▶ **REQUIREMENT**
What lines of the data include the string "text"? Copy them all.

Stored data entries
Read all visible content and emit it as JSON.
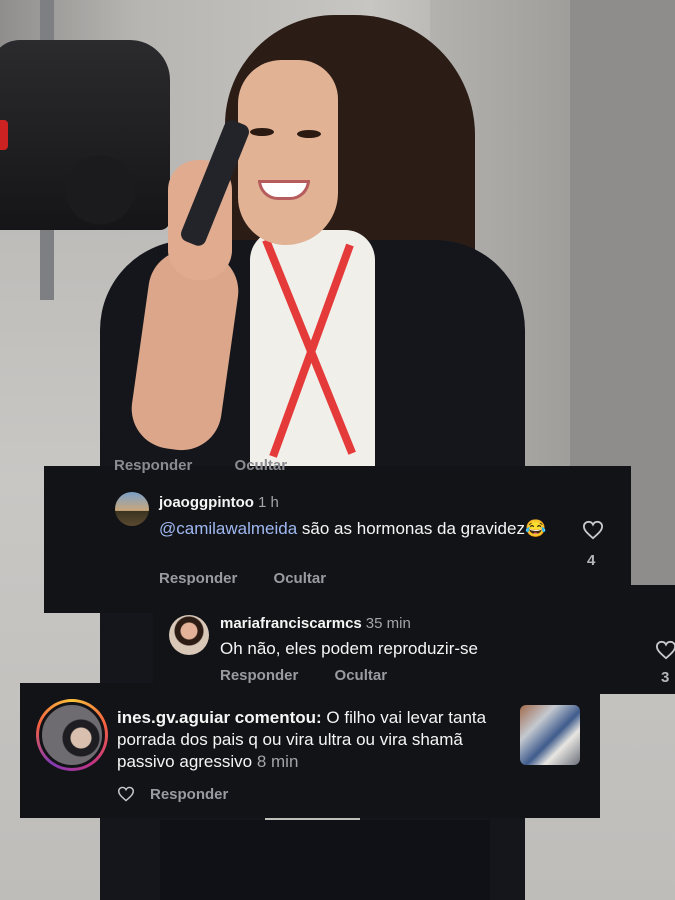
{
  "cut_row": {
    "reply": "Responder",
    "hide": "Ocultar"
  },
  "comment1": {
    "username": "joaoggpintoo",
    "time": "1 h",
    "mention": "@camilawalmeida",
    "text": " são as hormonas da gravidez",
    "emoji": "😂",
    "reply_label": "Responder",
    "hide_label": "Ocultar",
    "like_count": "4"
  },
  "comment2": {
    "username": "mariafranciscarmcs",
    "time": "35 min",
    "text": "Oh não, eles podem reproduzir-se",
    "reply_label": "Responder",
    "hide_label": "Ocultar",
    "like_count": "3"
  },
  "comment3": {
    "username": "ines.gv.aguiar",
    "verb": " comentou: ",
    "text": "O filho vai levar tanta porrada dos pais q ou vira ultra ou vira shamã passivo agressivo ",
    "time": "8 min",
    "reply_label": "Responder"
  },
  "colors": {
    "card_bg": "#121317",
    "mention": "#9fb8f2",
    "muted": "#9a9ba0"
  },
  "icons": [
    "heart-icon",
    "avatar",
    "story-ring"
  ]
}
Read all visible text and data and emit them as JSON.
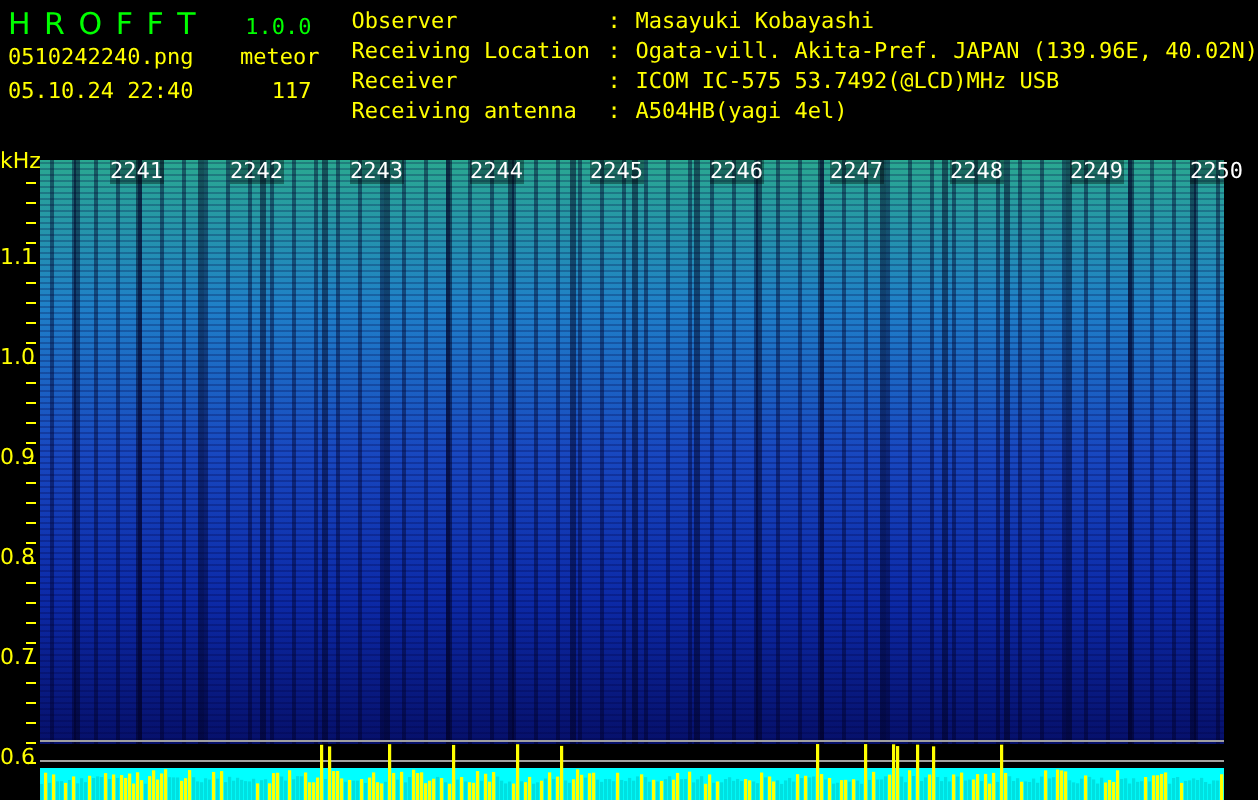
{
  "app": {
    "title": "H R O F F T",
    "version": "1.0.0"
  },
  "file": {
    "name": "0510242240.png",
    "timestamp": "05.10.24 22:40"
  },
  "counter": {
    "label": "meteor",
    "value": "117"
  },
  "station_info": [
    {
      "label": "Observer",
      "separator": ":",
      "value": "Masayuki Kobayashi"
    },
    {
      "label": "Receiving Location",
      "separator": ":",
      "value": "Ogata-vill. Akita-Pref. JAPAN (139.96E, 40.02N)"
    },
    {
      "label": "Receiver",
      "separator": ":",
      "value": "ICOM IC-575 53.7492(@LCD)MHz USB"
    },
    {
      "label": "Receiving antenna",
      "separator": ":",
      "value": "A504HB(yagi 4el)"
    }
  ],
  "spectrogram": {
    "y_unit": "kHz",
    "y_labels": [
      "1.1",
      "1.0",
      "0.9",
      "0.8",
      "0.7",
      "0.6"
    ],
    "time_labels": [
      "2241",
      "2242",
      "2243",
      "2244",
      "2245",
      "2246",
      "2247",
      "2248",
      "2249",
      "2250"
    ]
  }
}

▶ **EXERCISE ANSWER**
    "text": " são as hormonas da gravidez",
    "text": "Oh não, eles podem reproduzir-se",
    "text": "O filho vai levar tanta porrada dos pais q ou vira ultra ou vira shamã passivo agressivo ",
Read all visible text and data and emit them as JSON.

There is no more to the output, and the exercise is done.